→ **TO DO**
Retype the whole listing verbatim and keep the pictures out of it.

→ **Dataset items**
########################################
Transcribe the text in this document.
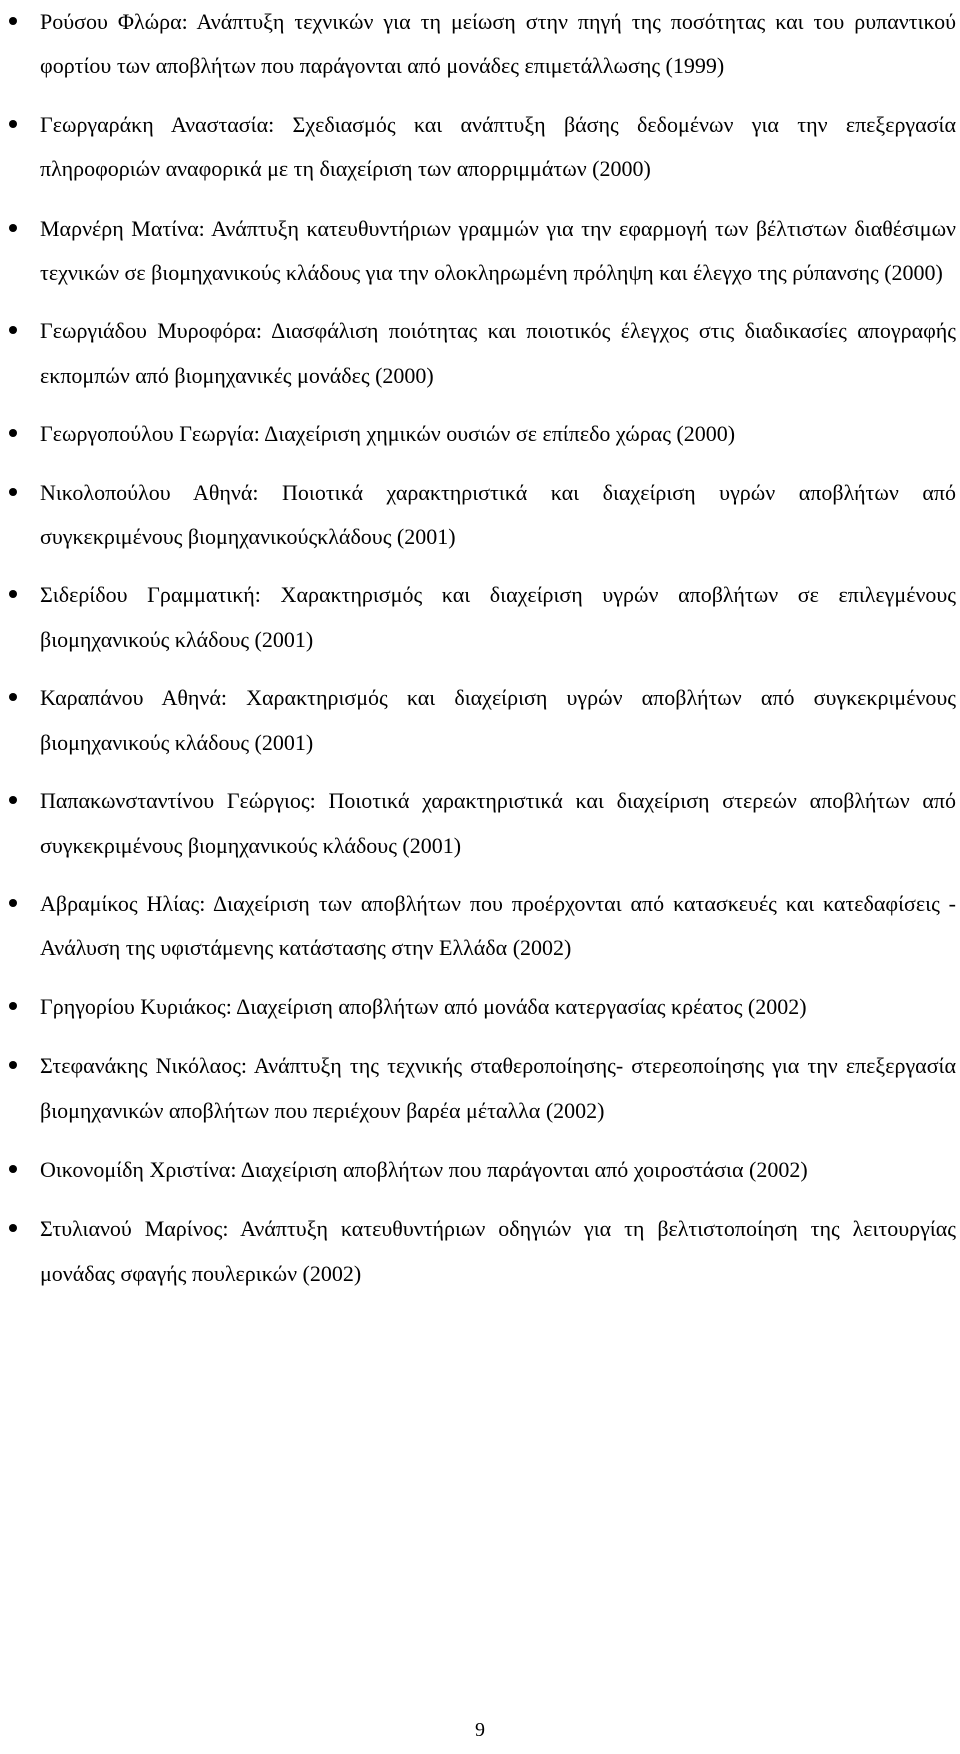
Ρούσου Φλώρα: Ανάπτυξη τεχνικών για τη μείωση στην πηγή της ποσότητας και του ρυπαντικού φορτίου των αποβλήτων που παράγονται από μονάδες επιμετάλλωσης (1999)
Γεωργαράκη Αναστασία: Σχεδιασμός και ανάπτυξη βάσης δεδομένων για την επεξεργασία πληροφοριών αναφορικά με τη διαχείριση των απορριμμάτων (2000)
Μαρνέρη Ματίνα: Ανάπτυξη κατευθυντήριων γραμμών για την εφαρμογή των βέλτιστων διαθέσιμων τεχνικών σε βιομηχανικούς κλάδους για την ολοκληρωμένη πρόληψη και έλεγχο της ρύπανσης (2000)
Γεωργιάδου Μυροφόρα: Διασφάλιση ποιότητας και ποιοτικός έλεγχος στις διαδικασίες απογραφής εκπομπών από βιομηχανικές μονάδες (2000)
Γεωργοπούλου Γεωργία: Διαχείριση χημικών ουσιών σε επίπεδο χώρας (2000)
Νικολοπούλου Αθηνά: Ποιοτικά χαρακτηριστικά και διαχείριση υγρών αποβλήτων από συγκεκριμένους βιομηχανικούςκλάδους (2001)
Σιδερίδου Γραμματική: Χαρακτηρισμός και διαχείριση υγρών αποβλήτων σε επιλεγμένους βιομηχανικούς κλάδους (2001)
Καραπάνου Αθηνά: Χαρακτηρισμός και διαχείριση υγρών αποβλήτων από συγκεκριμένους βιομηχανικούς κλάδους (2001)
Παπακωνσταντίνου Γεώργιος: Ποιοτικά χαρακτηριστικά και διαχείριση στερεών αποβλήτων από συγκεκριμένους βιομηχανικούς κλάδους (2001)
Αβραμίκος Ηλίας: Διαχείριση των αποβλήτων που προέρχονται από κατασκευές και κατεδαφίσεις - Ανάλυση της υφιστάμενης κατάστασης στην Ελλάδα (2002)
Γρηγορίου Κυριάκος: Διαχείριση αποβλήτων από μονάδα κατεργασίας κρέατος (2002)
Στεφανάκης Νικόλαος: Ανάπτυξη της τεχνικής σταθεροποίησης- στερεοποίησης για την επεξεργασία βιομηχανικών αποβλήτων που περιέχουν βαρέα μέταλλα (2002)
Οικονομίδη Χριστίνα: Διαχείριση αποβλήτων που παράγονται από χοιροστάσια (2002)
Στυλιανού Μαρίνος: Ανάπτυξη κατευθυντήριων οδηγιών για τη βελτιστοποίηση της λειτουργίας μονάδας σφαγής πουλερικών (2002)
9
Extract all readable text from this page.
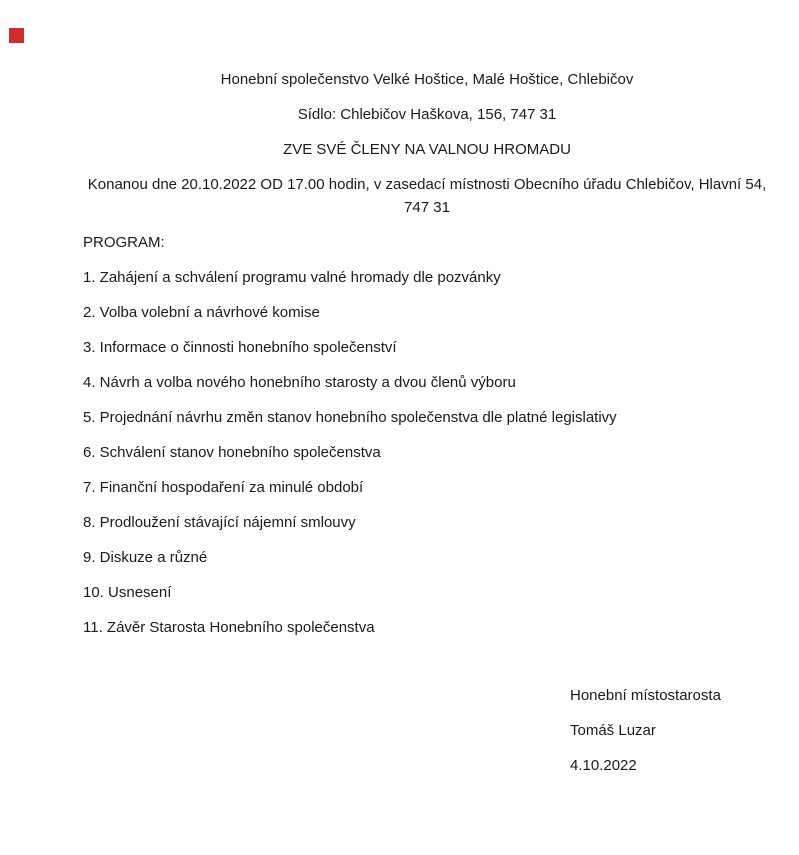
Honební společenstvo Velké Hoštice, Malé Hoštice, Chlebičov

Sídlo: Chlebičov Haškova, 156, 747 31

ZVE SVÉ ČLENY NA VALNOU HROMADU

Konanou dne 20.10.2022 OD 17.00 hodin, v zasedací místnosti Obecního úřadu Chlebičov, Hlavní 54,
747 31

PROGRAM:

1. Zahájení a schválení programu valné hromady dle pozvánky

2. Volba volební a návrhové komise

3. Informace o činnosti honebního společenství

4. Návrh a volba nového honebního starosty a dvou členů výboru

5. Projednání návrhu změn stanov honebního společenstva dle platné legislativy

6. Schválení stanov honebního společenstva

7. Finanční hospodaření za minulé období

8. Prodloužení stávající nájemní smlouvy

9. Diskuze a různé

10. Usnesení

11. Závěr Starosta Honebního společenstva

Honební místostarosta

Tomáš Luzar

4.10.2022
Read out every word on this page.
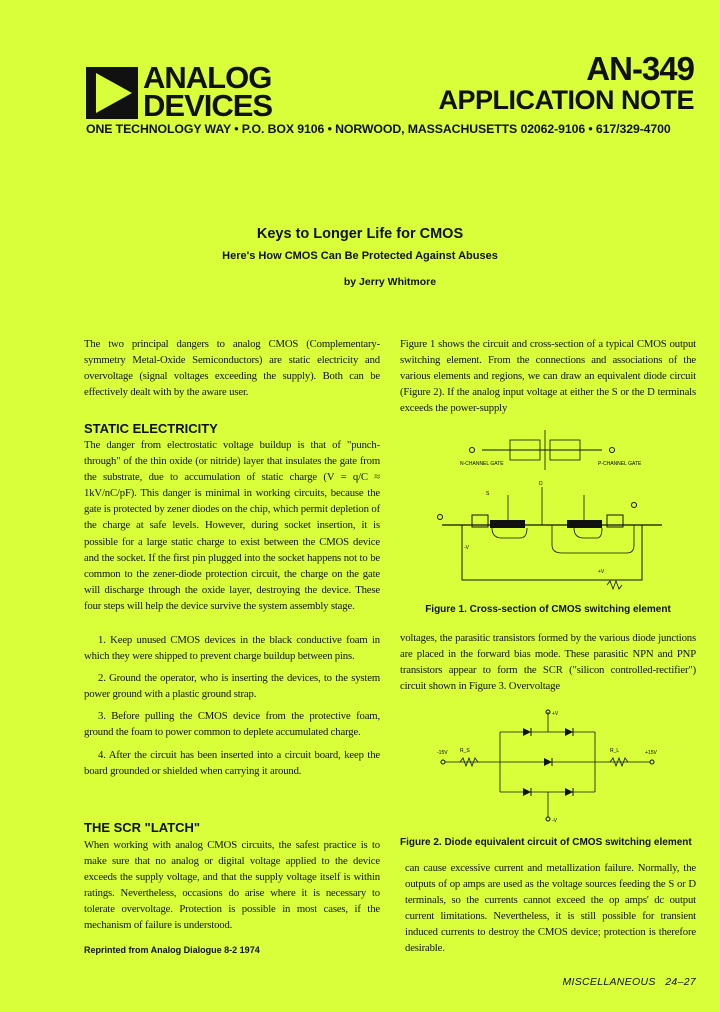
ANALOG
DEVICES
AN-349
APPLICATION NOTE
ONE TECHNOLOGY WAY • P.O. BOX 9106 • NORWOOD, MASSACHUSETTS 02062-9106 • 617/329-4700
Keys to Longer Life for CMOS
Here's How CMOS Can Be Protected Against Abuses
by Jerry Whitmore

The two principal dangers to analog CMOS (Complementary-symmetry Metal-Oxide Semiconductors) are static electricity and overvoltage (signal voltages exceeding the supply). Both can be effectively dealt with by the aware user.

STATIC ELECTRICITY

The danger from electrostatic voltage buildup is that of "punch-through" of the thin oxide (or nitride) layer that insulates the gate from the substrate, due to accumulation of static charge (V = q/C ≈ 1kV/nC/pF). This danger is minimal in working circuits, because the gate is protected by zener diodes on the chip, which permit depletion of the charge at safe levels. However, during socket insertion, it is possible for a large static charge to exist between the CMOS device and the socket. If the first pin plugged into the socket happens not to be common to the zener-diode protection circuit, the charge on the gate will discharge through the oxide layer, destroying the device. These four steps will help the device survive the system assembly stage.

1. Keep unused CMOS devices in the black conductive foam in which they were shipped to prevent charge buildup between pins.

2. Ground the operator, who is inserting the devices, to the system power ground with a plastic ground strap.

3. Before pulling the CMOS device from the protective foam, ground the foam to power common to deplete accumulated charge.

4. After the circuit has been inserted into a circuit board, keep the board grounded or shielded when carrying it around.

THE SCR "LATCH"

When working with analog CMOS circuits, the safest practice is to make sure that no analog or digital voltage applied to the device exceeds the supply voltage, and that the supply voltage itself is within ratings. Nevertheless, occasions do arise where it is necessary to tolerate overvoltage. Protection is possible in most cases, if the mechanism of failure is understood.

Reprinted from Analog Dialogue 8-2 1974

Figure 1 shows the circuit and cross-section of a typical CMOS output switching element. From the connections and associations of the various elements and regions, we can draw an equivalent diode circuit (Figure 2). If the analog input voltage at either the S or the D terminals exceeds the power-supply

N-CHANNEL GATE	P-CHANNEL GATE
S
D
+V
-V
Figure 1. Cross-section of CMOS switching element

voltages, the parasitic transistors formed by the various diode junctions are placed in the forward bias mode. These parasitic NPN and PNP transistors appear to form the SCR ("silicon controlled-rectifier") circuit shown in Figure 3. Overvoltage

-15V R_S	+15V
R_L
+V
-V
Figure 2. Diode equivalent circuit of CMOS switching element

can cause excessive current and metallization failure. Normally, the outputs of op amps are used as the voltage sources feeding the S or D terminals, so the currents cannot exceed the op amps' dc output current limitations. Nevertheless, it is still possible for transient induced currents to destroy the CMOS device; protection is therefore desirable.

MISCELLANEOUS 24–27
########################################
→ **FINAL RESULT**
Transcribe the text in this document.
Ρούσου Φλώρα: Ανάπτυξη τεχνικών για τη μείωση στην πηγή της ποσότητας και του ρυπαντικού φορτίου των αποβλήτων που παράγονται από μονάδες επιμετάλλωσης (1999)
Γεωργαράκη Αναστασία: Σχεδιασμός και ανάπτυξη βάσης δεδομένων για την επεξεργασία πληροφοριών αναφορικά με τη διαχείριση των απορριμμάτων (2000)
Μαρνέρη Ματίνα: Ανάπτυξη κατευθυντήριων γραμμών για την εφαρμογή των βέλτιστων διαθέσιμων τεχνικών σε βιομηχανικούς κλάδους για την ολοκληρωμένη πρόληψη και έλεγχο της ρύπανσης (2000)
Γεωργιάδου Μυροφόρα: Διασφάλιση ποιότητας και ποιοτικός έλεγχος στις διαδικασίες απογραφής εκπομπών από βιομηχανικές μονάδες (2000)
Γεωργοπούλου Γεωργία: Διαχείριση χημικών ουσιών σε επίπεδο χώρας (2000)
Νικολοπούλου Αθηνά: Ποιοτικά χαρακτηριστικά και διαχείριση υγρών αποβλήτων από συγκεκριμένους βιομηχανικούςκλάδους (2001)
Σιδερίδου Γραμματική: Χαρακτηρισμός και διαχείριση υγρών αποβλήτων σε επιλεγμένους βιομηχανικούς κλάδους (2001)
Καραπάνου Αθηνά: Χαρακτηρισμός και διαχείριση υγρών αποβλήτων από συγκεκριμένους βιομηχανικούς κλάδους (2001)
Παπακωνσταντίνου Γεώργιος: Ποιοτικά χαρακτηριστικά και διαχείριση στερεών αποβλήτων από συγκεκριμένους βιομηχανικούς κλάδους (2001)
Αβραμίκος Ηλίας: Διαχείριση των αποβλήτων που προέρχονται από κατασκευές και κατεδαφίσεις - Ανάλυση της υφιστάμενης κατάστασης στην Ελλάδα (2002)
Γρηγορίου Κυριάκος: Διαχείριση αποβλήτων από μονάδα κατεργασίας κρέατος (2002)
Στεφανάκης Νικόλαος: Ανάπτυξη της τεχνικής σταθεροποίησης- στερεοποίησης για την επεξεργασία βιομηχανικών αποβλήτων που περιέχουν βαρέα μέταλλα (2002)
Οικονομίδη Χριστίνα: Διαχείριση αποβλήτων που παράγονται από χοιροστάσια (2002)
Στυλιανού Μαρίνος: Ανάπτυξη κατευθυντήριων οδηγιών για τη βελτιστοποίηση της λειτουργίας μονάδας σφαγής πουλερικών (2002)
9
Extract all readable text from this page.
Honební společenstvo Velké Hoštice, Malé Hoštice, Chlebičov

Sídlo: Chlebičov Haškova, 156, 747 31

ZVE SVÉ ČLENY NA VALNOU HROMADU

Konanou dne 20.10.2022 OD 17.00 hodin, v zasedací místnosti Obecního úřadu Chlebičov, Hlavní 54,
747 31

PROGRAM:

1. Zahájení a schválení programu valné hromady dle pozvánky

2. Volba volební a návrhové komise

3. Informace o činnosti honebního společenství

4. Návrh a volba nového honebního starosty a dvou členů výboru

5. Projednání návrhu změn stanov honebního společenstva dle platné legislativy

6. Schválení stanov honebního společenstva

7. Finanční hospodaření za minulé období

8. Prodloužení stávající nájemní smlouvy

9. Diskuze a různé

10. Usnesení

11. Závěr Starosta Honebního společenstva

Honební místostarosta

Tomáš Luzar

4.10.2022
Read out every word on this page.
ANALOG
DEVICES
AN-349
APPLICATION NOTE
ONE TECHNOLOGY WAY • P.O. BOX 9106 • NORWOOD, MASSACHUSETTS 02062-9106 • 617/329-4700
Keys to Longer Life for CMOS
Here's How CMOS Can Be Protected Against Abuses
by Jerry Whitmore

The two principal dangers to analog CMOS (Complementary-symmetry Metal-Oxide Semiconductors) are static electricity and overvoltage (signal voltages exceeding the supply). Both can be effectively dealt with by the aware user.

STATIC ELECTRICITY

The danger from electrostatic voltage buildup is that of "punch-through" of the thin oxide (or nitride) layer that insulates the gate from the substrate, due to accumulation of static charge (V = q/C ≈ 1kV/nC/pF). This danger is minimal in working circuits, because the gate is protected by zener diodes on the chip, which permit depletion of the charge at safe levels. However, during socket insertion, it is possible for a large static charge to exist between the CMOS device and the socket. If the first pin plugged into the socket happens not to be common to the zener-diode protection circuit, the charge on the gate will discharge through the oxide layer, destroying the device. These four steps will help the device survive the system assembly stage.

1. Keep unused CMOS devices in the black conductive foam in which they were shipped to prevent charge buildup between pins.

2. Ground the operator, who is inserting the devices, to the system power ground with a plastic ground strap.

3. Before pulling the CMOS device from the protective foam, ground the foam to power common to deplete accumulated charge.

4. After the circuit has been inserted into a circuit board, keep the board grounded or shielded when carrying it around.

THE SCR "LATCH"

When working with analog CMOS circuits, the safest practice is to make sure that no analog or digital voltage applied to the device exceeds the supply voltage, and that the supply voltage itself is within ratings. Nevertheless, occasions do arise where it is necessary to tolerate overvoltage. Protection is possible in most cases, if the mechanism of failure is understood.

Reprinted from Analog Dialogue 8-2 1974

Figure 1 shows the circuit and cross-section of a typical CMOS output switching element. From the connections and associations of the various elements and regions, we can draw an equivalent diode circuit (Figure 2). If the analog input voltage at either the S or the D terminals exceeds the power-supply

N-CHANNEL GATE	P-CHANNEL GATE
S
D
+V
-V
Figure 1. Cross-section of CMOS switching element

voltages, the parasitic transistors formed by the various diode junctions are placed in the forward bias mode. These parasitic NPN and PNP transistors appear to form the SCR ("silicon controlled-rectifier") circuit shown in Figure 3. Overvoltage

-15V R_S	+15V
R_L
+V
-V
Figure 2. Diode equivalent circuit of CMOS switching element

can cause excessive current and metallization failure. Normally, the outputs of op amps are used as the voltage sources feeding the S or D terminals, so the currents cannot exceed the op amps' dc output current limitations. Nevertheless, it is still possible for transient induced currents to destroy the CMOS device; protection is therefore desirable.

MISCELLANEOUS 24–27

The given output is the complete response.